Skip the images and copy each record exactly as written.

++++++

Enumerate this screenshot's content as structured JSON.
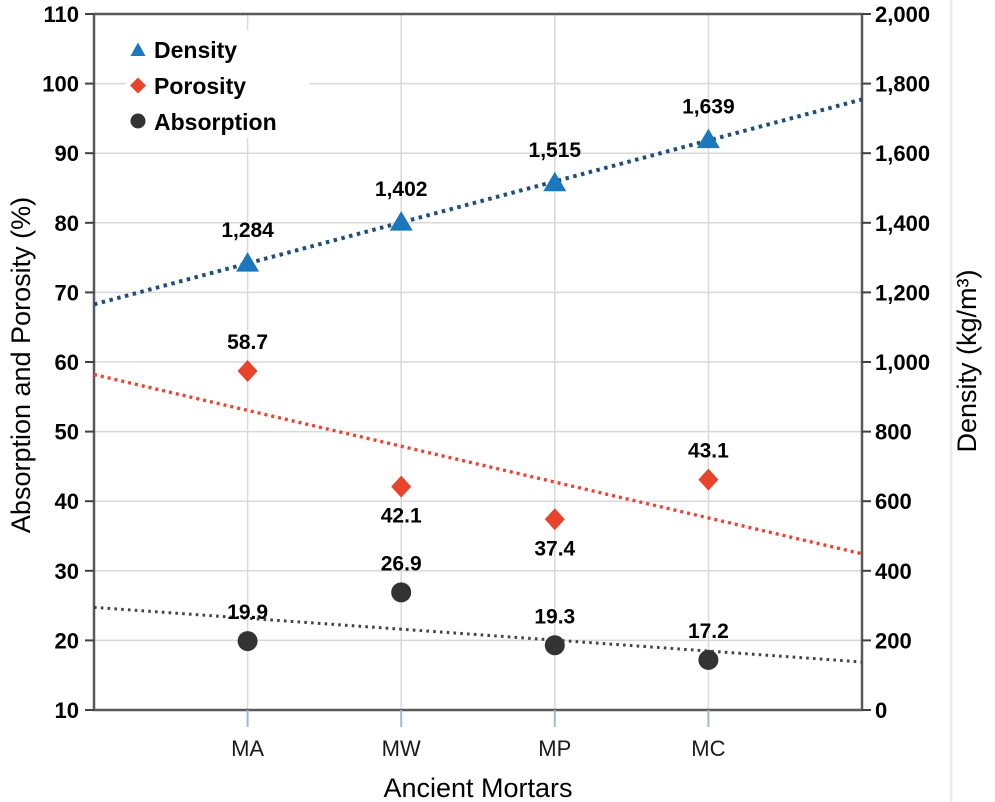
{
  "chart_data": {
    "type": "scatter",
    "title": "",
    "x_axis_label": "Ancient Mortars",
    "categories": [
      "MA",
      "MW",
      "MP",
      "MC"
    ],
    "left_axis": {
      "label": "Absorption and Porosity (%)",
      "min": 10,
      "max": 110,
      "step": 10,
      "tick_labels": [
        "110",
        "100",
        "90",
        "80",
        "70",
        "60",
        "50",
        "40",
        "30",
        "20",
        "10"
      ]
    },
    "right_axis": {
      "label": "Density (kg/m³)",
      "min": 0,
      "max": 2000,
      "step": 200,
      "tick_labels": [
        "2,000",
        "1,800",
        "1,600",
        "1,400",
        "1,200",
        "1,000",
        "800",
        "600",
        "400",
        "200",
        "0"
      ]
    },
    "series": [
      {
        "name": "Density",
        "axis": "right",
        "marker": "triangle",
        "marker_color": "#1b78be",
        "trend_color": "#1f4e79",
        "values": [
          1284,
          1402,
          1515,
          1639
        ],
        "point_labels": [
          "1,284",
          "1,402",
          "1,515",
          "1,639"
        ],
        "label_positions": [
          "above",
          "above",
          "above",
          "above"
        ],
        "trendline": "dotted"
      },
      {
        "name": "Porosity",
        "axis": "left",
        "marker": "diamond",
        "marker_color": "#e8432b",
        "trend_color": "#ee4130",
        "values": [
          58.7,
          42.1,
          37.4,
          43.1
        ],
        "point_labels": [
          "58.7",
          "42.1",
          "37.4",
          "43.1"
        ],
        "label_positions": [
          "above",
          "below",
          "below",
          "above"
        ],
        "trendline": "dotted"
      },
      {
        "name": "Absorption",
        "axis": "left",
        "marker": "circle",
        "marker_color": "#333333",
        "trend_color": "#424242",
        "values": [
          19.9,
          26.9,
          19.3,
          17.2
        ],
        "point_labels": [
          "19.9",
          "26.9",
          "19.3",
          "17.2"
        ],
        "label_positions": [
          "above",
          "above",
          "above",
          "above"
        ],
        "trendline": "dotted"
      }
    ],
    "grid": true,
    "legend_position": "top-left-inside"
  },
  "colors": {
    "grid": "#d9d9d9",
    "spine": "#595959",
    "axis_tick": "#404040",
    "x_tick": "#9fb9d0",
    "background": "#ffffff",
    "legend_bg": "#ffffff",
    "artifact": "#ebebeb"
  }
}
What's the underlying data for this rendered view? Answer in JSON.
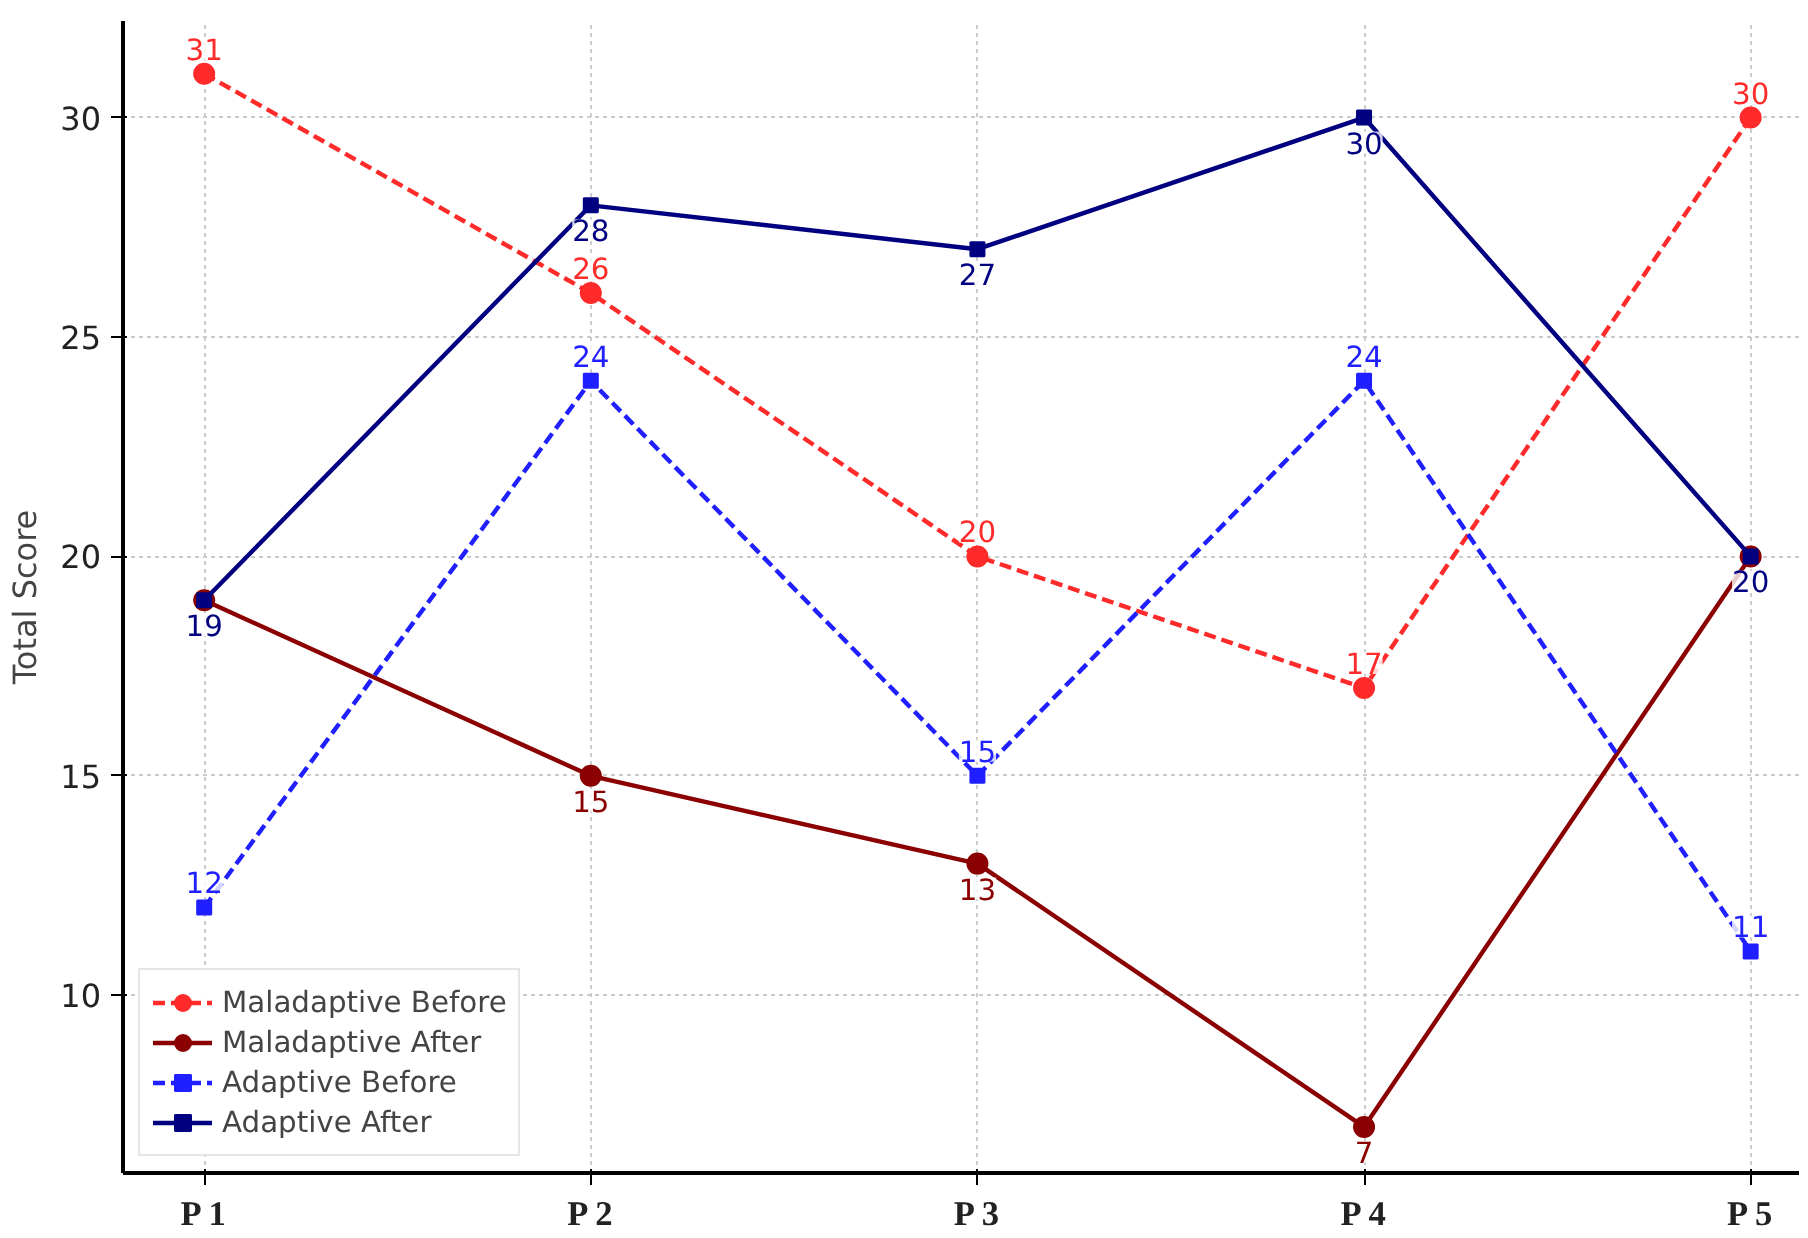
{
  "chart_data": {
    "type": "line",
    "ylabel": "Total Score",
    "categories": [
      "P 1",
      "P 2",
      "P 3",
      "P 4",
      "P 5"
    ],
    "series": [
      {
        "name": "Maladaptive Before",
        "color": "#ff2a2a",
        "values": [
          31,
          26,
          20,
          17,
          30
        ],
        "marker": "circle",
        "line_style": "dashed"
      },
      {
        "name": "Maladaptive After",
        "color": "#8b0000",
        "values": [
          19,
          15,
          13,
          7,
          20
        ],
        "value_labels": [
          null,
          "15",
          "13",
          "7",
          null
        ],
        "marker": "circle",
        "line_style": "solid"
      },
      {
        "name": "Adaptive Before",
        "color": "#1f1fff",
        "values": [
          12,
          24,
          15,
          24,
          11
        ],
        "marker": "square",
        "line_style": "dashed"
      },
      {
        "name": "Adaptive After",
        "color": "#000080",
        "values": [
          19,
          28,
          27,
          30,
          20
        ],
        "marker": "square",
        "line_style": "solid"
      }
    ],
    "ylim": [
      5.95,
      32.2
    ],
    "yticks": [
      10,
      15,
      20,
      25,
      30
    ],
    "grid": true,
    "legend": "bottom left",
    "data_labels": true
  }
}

++++++

# [SOLUTION BELOW]
Enumerate this screenshot's content as structured JSON.
{
  "chart_data": {
    "type": "scatter",
    "title": "",
    "x_axis_label": "Ancient Mortars",
    "categories": [
      "MA",
      "MW",
      "MP",
      "MC"
    ],
    "left_axis": {
      "label": "Absorption and Porosity (%)",
      "min": 10,
      "max": 110,
      "step": 10,
      "tick_labels": [
        "110",
        "100",
        "90",
        "80",
        "70",
        "60",
        "50",
        "40",
        "30",
        "20",
        "10"
      ]
    },
    "right_axis": {
      "label": "Density (kg/m³)",
      "min": 0,
      "max": 2000,
      "step": 200,
      "tick_labels": [
        "2,000",
        "1,800",
        "1,600",
        "1,400",
        "1,200",
        "1,000",
        "800",
        "600",
        "400",
        "200",
        "0"
      ]
    },
    "series": [
      {
        "name": "Density",
        "axis": "right",
        "marker": "triangle",
        "marker_color": "#1b78be",
        "trend_color": "#1f4e79",
        "values": [
          1284,
          1402,
          1515,
          1639
        ],
        "point_labels": [
          "1,284",
          "1,402",
          "1,515",
          "1,639"
        ],
        "label_positions": [
          "above",
          "above",
          "above",
          "above"
        ],
        "trendline": "dotted"
      },
      {
        "name": "Porosity",
        "axis": "left",
        "marker": "diamond",
        "marker_color": "#e8432b",
        "trend_color": "#ee4130",
        "values": [
          58.7,
          42.1,
          37.4,
          43.1
        ],
        "point_labels": [
          "58.7",
          "42.1",
          "37.4",
          "43.1"
        ],
        "label_positions": [
          "above",
          "below",
          "below",
          "above"
        ],
        "trendline": "dotted"
      },
      {
        "name": "Absorption",
        "axis": "left",
        "marker": "circle",
        "marker_color": "#333333",
        "trend_color": "#424242",
        "values": [
          19.9,
          26.9,
          19.3,
          17.2
        ],
        "point_labels": [
          "19.9",
          "26.9",
          "19.3",
          "17.2"
        ],
        "label_positions": [
          "above",
          "above",
          "above",
          "above"
        ],
        "trendline": "dotted"
      }
    ],
    "grid": true,
    "legend_position": "top-left-inside"
  },
  "colors": {
    "grid": "#d9d9d9",
    "spine": "#595959",
    "axis_tick": "#404040",
    "x_tick": "#9fb9d0",
    "background": "#ffffff",
    "legend_bg": "#ffffff",
    "artifact": "#ebebeb"
  }
}
What's the underlying data for this rendered view? Answer in JSON.
{
  "chart_data": {
    "type": "line",
    "ylabel": "Total Score",
    "categories": [
      "P 1",
      "P 2",
      "P 3",
      "P 4",
      "P 5"
    ],
    "series": [
      {
        "name": "Maladaptive Before",
        "color": "#ff2a2a",
        "values": [
          31,
          26,
          20,
          17,
          30
        ],
        "marker": "circle",
        "line_style": "dashed"
      },
      {
        "name": "Maladaptive After",
        "color": "#8b0000",
        "values": [
          19,
          15,
          13,
          7,
          20
        ],
        "value_labels": [
          null,
          "15",
          "13",
          "7",
          null
        ],
        "marker": "circle",
        "line_style": "solid"
      },
      {
        "name": "Adaptive Before",
        "color": "#1f1fff",
        "values": [
          12,
          24,
          15,
          24,
          11
        ],
        "marker": "square",
        "line_style": "dashed"
      },
      {
        "name": "Adaptive After",
        "color": "#000080",
        "values": [
          19,
          28,
          27,
          30,
          20
        ],
        "marker": "square",
        "line_style": "solid"
      }
    ],
    "ylim": [
      5.95,
      32.2
    ],
    "yticks": [
      10,
      15,
      20,
      25,
      30
    ],
    "grid": true,
    "legend": "bottom left",
    "data_labels": true
  }
}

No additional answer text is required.